Figure record listings:
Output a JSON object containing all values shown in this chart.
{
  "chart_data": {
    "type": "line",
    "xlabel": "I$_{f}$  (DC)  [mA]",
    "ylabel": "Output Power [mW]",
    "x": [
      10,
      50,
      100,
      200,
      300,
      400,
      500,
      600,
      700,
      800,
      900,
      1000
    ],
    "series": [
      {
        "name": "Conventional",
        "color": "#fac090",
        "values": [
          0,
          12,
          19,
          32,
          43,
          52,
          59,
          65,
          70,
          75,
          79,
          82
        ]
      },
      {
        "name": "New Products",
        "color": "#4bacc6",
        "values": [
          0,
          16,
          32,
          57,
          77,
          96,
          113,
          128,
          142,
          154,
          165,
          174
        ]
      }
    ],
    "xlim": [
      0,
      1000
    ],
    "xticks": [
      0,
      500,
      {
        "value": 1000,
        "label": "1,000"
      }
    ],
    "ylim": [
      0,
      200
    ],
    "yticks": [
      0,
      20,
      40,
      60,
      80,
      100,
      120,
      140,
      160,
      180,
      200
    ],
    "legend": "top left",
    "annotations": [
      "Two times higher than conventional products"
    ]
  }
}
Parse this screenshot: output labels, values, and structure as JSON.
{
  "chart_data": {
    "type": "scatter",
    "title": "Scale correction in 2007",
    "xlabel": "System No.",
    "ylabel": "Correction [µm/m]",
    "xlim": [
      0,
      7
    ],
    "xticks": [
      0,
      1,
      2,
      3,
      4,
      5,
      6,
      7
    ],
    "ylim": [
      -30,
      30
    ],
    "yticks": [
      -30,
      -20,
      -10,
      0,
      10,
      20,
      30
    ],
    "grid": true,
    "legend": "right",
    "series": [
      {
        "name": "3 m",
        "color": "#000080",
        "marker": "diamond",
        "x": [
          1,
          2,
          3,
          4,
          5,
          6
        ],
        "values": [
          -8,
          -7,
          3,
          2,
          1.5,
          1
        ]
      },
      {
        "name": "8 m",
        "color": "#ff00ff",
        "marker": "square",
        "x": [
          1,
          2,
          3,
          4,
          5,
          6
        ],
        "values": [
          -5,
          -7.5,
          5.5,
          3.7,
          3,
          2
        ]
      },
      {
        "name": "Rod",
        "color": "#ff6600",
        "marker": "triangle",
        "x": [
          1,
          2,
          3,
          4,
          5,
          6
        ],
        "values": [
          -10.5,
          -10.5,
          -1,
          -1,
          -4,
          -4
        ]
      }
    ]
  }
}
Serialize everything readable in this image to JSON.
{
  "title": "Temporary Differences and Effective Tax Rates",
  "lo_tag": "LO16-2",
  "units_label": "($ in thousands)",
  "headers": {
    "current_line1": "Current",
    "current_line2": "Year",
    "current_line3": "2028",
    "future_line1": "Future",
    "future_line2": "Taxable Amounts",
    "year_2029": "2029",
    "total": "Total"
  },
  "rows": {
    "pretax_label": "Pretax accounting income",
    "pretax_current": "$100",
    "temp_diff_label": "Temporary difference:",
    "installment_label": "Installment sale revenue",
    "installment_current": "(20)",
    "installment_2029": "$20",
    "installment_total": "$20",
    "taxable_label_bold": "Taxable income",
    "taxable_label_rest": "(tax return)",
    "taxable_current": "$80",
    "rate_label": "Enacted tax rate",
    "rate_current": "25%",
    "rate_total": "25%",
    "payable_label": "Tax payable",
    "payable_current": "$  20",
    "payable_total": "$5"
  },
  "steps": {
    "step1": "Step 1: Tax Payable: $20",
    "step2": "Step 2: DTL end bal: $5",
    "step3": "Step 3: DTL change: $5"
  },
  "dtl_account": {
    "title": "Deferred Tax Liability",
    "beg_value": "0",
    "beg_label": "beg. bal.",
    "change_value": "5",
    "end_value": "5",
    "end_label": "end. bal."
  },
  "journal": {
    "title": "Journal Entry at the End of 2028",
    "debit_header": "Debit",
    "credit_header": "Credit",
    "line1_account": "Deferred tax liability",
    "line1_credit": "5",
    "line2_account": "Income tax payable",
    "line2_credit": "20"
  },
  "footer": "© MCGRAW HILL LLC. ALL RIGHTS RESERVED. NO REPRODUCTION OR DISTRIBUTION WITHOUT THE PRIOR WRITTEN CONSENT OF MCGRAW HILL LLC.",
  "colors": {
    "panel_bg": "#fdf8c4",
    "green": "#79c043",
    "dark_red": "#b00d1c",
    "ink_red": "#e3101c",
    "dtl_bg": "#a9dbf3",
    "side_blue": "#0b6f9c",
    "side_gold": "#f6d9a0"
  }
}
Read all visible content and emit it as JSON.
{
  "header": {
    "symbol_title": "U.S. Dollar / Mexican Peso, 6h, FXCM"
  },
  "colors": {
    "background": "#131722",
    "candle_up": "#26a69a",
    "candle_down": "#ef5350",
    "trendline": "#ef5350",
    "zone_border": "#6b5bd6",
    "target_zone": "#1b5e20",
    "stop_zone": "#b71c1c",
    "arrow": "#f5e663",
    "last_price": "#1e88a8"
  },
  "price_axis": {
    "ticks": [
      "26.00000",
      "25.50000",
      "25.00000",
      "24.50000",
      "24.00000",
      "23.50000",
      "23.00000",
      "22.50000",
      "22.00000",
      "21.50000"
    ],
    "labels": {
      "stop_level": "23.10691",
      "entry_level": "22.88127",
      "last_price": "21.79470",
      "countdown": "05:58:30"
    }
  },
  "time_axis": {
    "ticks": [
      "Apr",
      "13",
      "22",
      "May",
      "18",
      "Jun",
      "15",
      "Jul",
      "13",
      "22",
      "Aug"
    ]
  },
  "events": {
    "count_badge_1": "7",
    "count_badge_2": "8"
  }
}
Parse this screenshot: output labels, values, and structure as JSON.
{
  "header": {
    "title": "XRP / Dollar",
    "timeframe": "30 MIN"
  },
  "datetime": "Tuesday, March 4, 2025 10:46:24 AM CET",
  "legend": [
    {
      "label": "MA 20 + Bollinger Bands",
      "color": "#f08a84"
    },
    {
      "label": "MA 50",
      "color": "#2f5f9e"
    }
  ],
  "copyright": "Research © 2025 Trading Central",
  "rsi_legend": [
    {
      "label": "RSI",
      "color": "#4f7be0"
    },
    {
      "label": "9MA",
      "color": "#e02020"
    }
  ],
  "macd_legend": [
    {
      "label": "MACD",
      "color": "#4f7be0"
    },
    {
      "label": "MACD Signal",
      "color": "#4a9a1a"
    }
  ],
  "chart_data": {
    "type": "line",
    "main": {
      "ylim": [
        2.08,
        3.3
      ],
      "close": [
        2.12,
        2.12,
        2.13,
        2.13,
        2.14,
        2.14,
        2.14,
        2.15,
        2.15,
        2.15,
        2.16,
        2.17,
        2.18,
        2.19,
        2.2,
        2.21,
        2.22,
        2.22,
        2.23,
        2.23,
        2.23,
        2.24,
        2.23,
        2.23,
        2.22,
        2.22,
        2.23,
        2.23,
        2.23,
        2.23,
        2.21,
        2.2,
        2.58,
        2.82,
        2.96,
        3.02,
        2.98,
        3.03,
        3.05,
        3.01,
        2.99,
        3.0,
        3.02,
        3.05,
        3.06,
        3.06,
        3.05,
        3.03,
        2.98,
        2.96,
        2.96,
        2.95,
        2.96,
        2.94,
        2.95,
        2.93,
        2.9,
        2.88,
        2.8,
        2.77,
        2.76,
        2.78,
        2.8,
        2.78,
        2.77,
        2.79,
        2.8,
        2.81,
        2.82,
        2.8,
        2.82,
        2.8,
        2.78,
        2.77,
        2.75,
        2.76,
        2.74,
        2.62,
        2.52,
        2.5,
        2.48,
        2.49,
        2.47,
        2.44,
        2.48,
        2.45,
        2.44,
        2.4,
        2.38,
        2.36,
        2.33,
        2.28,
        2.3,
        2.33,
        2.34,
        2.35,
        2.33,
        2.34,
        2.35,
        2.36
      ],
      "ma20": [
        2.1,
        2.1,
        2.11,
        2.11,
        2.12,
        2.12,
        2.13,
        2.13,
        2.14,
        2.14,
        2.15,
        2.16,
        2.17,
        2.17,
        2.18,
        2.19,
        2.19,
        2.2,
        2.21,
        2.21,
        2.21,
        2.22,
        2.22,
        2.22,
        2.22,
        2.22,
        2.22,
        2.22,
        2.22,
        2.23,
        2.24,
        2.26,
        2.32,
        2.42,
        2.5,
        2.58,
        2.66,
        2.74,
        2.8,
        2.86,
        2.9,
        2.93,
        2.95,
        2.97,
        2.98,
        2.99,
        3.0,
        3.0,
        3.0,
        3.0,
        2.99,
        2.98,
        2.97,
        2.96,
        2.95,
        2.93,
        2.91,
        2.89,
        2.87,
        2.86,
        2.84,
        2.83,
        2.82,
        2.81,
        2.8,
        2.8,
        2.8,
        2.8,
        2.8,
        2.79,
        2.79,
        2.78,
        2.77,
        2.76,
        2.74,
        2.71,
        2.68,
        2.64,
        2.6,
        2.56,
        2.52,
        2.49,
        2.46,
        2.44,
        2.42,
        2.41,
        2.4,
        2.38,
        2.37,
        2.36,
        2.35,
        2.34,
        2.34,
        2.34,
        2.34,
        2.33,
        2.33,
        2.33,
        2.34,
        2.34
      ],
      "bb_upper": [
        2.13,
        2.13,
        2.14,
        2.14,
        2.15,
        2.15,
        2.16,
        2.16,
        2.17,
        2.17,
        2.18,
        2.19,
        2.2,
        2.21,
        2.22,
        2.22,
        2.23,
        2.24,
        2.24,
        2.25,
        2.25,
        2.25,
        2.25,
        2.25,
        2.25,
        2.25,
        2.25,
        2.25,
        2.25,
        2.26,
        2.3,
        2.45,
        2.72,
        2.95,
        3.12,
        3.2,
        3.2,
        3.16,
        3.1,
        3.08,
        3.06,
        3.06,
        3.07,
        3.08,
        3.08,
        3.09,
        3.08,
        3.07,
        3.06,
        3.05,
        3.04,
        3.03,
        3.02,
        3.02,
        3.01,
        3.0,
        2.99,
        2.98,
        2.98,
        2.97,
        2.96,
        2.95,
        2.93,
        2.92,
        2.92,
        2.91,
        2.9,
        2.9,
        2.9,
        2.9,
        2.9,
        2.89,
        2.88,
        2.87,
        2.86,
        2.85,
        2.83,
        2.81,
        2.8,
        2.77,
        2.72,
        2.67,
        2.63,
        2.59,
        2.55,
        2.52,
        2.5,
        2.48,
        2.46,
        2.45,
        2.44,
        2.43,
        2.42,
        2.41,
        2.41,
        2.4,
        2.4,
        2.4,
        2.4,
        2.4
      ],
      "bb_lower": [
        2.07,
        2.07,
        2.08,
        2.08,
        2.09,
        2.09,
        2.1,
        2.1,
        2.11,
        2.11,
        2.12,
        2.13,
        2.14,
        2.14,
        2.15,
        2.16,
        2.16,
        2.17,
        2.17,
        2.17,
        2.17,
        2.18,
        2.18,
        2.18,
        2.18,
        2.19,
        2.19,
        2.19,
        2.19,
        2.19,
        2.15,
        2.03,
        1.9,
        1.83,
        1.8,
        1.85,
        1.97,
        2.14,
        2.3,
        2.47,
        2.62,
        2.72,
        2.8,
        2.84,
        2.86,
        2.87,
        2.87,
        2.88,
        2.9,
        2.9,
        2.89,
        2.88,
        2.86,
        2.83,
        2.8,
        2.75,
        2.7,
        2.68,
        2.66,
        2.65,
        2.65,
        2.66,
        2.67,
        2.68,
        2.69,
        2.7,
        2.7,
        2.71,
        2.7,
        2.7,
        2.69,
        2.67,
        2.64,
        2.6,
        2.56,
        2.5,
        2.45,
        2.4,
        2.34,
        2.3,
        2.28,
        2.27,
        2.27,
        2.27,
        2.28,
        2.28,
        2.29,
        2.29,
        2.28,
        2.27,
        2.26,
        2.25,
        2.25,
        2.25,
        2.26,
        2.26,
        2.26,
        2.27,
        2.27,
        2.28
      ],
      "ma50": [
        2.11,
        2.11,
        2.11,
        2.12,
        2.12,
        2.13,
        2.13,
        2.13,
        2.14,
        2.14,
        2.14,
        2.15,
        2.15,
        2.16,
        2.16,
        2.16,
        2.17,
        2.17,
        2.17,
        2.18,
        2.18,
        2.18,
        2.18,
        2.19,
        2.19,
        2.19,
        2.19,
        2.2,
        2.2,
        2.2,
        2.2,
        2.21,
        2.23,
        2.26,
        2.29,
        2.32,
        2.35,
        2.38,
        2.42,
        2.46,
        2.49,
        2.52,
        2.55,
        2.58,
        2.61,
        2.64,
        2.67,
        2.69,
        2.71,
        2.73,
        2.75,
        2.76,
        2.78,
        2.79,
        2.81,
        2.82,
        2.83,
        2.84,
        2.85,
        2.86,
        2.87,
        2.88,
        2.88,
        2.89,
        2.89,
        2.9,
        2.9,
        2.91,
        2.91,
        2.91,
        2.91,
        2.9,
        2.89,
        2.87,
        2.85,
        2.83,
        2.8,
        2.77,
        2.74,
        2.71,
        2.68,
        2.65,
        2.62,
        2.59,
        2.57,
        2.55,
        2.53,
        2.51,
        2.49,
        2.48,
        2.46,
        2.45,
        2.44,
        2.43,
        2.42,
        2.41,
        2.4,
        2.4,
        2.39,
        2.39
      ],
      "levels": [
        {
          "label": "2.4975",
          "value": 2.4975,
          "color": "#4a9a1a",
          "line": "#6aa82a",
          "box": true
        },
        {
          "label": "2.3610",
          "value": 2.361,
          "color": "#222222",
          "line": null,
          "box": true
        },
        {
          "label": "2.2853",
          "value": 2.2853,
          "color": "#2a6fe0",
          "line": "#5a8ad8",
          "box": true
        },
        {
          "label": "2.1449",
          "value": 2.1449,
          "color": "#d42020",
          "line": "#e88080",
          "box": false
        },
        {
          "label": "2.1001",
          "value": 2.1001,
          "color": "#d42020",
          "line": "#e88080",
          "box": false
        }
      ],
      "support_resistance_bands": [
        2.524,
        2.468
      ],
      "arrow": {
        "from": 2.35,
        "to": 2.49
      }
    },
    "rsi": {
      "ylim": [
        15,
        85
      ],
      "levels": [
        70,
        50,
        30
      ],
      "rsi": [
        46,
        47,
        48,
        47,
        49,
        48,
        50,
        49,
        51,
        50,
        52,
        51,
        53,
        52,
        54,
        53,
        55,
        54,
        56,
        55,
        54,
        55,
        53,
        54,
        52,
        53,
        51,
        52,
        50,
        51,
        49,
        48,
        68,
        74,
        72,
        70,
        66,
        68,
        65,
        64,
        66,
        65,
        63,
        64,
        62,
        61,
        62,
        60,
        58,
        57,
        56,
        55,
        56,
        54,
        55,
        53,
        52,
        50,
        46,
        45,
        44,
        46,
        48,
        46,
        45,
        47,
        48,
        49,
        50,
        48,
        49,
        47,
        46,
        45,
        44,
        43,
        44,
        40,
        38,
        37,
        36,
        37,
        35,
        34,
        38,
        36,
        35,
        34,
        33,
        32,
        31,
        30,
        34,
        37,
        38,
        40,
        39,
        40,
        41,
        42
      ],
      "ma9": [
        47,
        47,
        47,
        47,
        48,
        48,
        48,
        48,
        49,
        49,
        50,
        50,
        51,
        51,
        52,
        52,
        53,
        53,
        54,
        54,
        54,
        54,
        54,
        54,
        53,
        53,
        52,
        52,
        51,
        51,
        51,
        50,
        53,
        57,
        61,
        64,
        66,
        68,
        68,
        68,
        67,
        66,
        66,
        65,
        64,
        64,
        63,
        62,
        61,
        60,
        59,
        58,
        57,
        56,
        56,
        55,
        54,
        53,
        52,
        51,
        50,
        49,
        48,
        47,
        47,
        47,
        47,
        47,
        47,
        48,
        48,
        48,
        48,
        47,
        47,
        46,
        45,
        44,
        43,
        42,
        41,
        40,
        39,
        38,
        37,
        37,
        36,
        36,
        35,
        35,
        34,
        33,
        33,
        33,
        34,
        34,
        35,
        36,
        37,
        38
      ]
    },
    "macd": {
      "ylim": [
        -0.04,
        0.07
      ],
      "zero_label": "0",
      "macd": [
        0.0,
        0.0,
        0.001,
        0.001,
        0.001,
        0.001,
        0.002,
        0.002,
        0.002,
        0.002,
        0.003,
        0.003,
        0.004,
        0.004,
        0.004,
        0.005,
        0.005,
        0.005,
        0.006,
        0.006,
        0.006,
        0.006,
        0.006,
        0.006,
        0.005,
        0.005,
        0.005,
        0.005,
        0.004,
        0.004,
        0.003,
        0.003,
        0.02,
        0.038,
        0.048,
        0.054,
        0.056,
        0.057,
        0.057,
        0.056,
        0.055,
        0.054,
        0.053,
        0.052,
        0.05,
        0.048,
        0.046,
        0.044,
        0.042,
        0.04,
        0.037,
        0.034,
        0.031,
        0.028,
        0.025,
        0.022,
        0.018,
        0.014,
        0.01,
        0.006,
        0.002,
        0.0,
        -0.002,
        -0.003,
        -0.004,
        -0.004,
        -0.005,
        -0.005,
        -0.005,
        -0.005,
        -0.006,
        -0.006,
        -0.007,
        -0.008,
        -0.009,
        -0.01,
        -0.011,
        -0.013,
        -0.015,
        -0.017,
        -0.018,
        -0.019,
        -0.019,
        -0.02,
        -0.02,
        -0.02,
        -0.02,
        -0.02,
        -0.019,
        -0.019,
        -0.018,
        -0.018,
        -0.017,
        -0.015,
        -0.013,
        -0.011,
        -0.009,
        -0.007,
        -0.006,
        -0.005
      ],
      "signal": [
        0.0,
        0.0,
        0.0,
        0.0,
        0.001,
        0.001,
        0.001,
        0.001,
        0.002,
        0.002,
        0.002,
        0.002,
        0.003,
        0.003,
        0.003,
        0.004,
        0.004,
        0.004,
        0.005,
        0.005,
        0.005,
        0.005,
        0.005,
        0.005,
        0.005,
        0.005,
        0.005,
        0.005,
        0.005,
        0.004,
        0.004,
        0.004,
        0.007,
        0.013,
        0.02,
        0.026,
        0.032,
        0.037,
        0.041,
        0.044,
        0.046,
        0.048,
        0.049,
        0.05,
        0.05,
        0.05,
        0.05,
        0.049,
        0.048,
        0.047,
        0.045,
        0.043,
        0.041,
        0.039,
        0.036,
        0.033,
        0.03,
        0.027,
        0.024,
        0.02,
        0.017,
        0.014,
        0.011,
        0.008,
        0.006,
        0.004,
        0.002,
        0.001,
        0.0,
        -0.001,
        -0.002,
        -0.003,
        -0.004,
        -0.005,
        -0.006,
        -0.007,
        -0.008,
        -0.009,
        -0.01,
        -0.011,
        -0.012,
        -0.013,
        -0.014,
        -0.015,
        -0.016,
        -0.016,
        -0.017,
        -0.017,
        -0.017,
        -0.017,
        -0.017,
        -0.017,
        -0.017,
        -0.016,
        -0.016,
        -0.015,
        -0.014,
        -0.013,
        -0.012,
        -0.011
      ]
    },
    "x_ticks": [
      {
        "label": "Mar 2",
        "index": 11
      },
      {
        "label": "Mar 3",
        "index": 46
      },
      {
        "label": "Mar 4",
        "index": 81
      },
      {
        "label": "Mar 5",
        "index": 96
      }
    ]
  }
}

:: Job ::
Check each line above for the word "Dollar" and say how many have it, with nothing else.

:: Written solution ::
2